** Start of TASK INPUTS **

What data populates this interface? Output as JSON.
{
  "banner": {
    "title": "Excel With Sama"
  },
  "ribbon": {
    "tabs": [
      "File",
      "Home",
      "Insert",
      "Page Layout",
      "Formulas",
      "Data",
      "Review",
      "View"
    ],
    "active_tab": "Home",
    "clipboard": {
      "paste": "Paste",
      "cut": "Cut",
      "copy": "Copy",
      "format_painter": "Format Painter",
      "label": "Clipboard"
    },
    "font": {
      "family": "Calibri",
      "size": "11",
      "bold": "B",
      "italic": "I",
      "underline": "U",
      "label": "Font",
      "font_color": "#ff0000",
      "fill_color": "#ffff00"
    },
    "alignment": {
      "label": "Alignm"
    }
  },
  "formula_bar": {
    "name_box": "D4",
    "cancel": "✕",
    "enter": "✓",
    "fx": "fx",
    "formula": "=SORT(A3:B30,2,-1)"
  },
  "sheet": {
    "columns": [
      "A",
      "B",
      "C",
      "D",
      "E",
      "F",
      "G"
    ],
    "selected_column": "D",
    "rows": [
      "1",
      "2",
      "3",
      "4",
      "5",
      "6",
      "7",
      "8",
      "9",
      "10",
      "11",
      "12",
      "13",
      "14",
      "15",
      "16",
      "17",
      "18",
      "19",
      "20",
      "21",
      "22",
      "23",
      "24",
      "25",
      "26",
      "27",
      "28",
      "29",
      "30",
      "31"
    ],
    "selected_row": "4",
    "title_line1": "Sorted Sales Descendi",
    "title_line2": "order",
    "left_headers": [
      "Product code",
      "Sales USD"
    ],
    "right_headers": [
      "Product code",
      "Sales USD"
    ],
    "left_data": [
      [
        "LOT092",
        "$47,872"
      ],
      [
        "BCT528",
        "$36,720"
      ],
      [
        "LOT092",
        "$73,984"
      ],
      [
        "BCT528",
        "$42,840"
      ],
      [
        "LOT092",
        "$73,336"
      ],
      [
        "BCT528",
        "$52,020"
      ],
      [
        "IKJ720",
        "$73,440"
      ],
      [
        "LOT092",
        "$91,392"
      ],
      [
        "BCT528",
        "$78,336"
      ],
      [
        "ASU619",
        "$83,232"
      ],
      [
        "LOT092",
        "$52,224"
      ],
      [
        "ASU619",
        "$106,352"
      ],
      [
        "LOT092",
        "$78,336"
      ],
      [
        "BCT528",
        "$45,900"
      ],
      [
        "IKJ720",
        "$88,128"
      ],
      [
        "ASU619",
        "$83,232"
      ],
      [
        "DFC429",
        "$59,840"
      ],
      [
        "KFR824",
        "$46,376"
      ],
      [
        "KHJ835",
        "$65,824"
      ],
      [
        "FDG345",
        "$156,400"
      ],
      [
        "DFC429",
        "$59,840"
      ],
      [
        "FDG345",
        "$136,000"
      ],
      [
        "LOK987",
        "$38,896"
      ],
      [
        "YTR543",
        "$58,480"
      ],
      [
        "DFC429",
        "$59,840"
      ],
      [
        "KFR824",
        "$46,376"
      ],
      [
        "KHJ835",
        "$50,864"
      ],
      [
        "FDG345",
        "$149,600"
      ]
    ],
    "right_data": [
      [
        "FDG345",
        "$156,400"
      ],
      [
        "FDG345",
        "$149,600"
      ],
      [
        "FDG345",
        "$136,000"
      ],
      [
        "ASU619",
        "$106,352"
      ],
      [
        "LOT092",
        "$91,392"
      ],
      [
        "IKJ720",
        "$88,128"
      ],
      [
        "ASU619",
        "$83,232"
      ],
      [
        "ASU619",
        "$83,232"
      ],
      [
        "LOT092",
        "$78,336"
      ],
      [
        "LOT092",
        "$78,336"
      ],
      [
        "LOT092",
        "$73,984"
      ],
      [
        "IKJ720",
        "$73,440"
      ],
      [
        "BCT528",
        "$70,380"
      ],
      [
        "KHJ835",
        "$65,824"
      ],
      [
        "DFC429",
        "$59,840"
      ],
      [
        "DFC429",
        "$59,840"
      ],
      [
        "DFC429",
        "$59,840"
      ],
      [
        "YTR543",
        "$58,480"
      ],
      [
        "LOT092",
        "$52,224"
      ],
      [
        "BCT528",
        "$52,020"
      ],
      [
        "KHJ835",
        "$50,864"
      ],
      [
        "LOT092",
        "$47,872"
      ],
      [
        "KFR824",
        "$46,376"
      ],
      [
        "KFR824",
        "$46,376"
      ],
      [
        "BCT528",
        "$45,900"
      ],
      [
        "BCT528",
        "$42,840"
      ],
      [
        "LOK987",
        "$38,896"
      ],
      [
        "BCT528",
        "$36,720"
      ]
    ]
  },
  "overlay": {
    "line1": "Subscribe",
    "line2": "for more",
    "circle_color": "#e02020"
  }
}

** End of TASK INPUTS **

◆ **SHORT PROBLEM**
Report all lines of the data that include the word "label".

◆ **SOLUTION**
      "label": "Clipboard"
      "label": "Font",
      "label": "Alignm"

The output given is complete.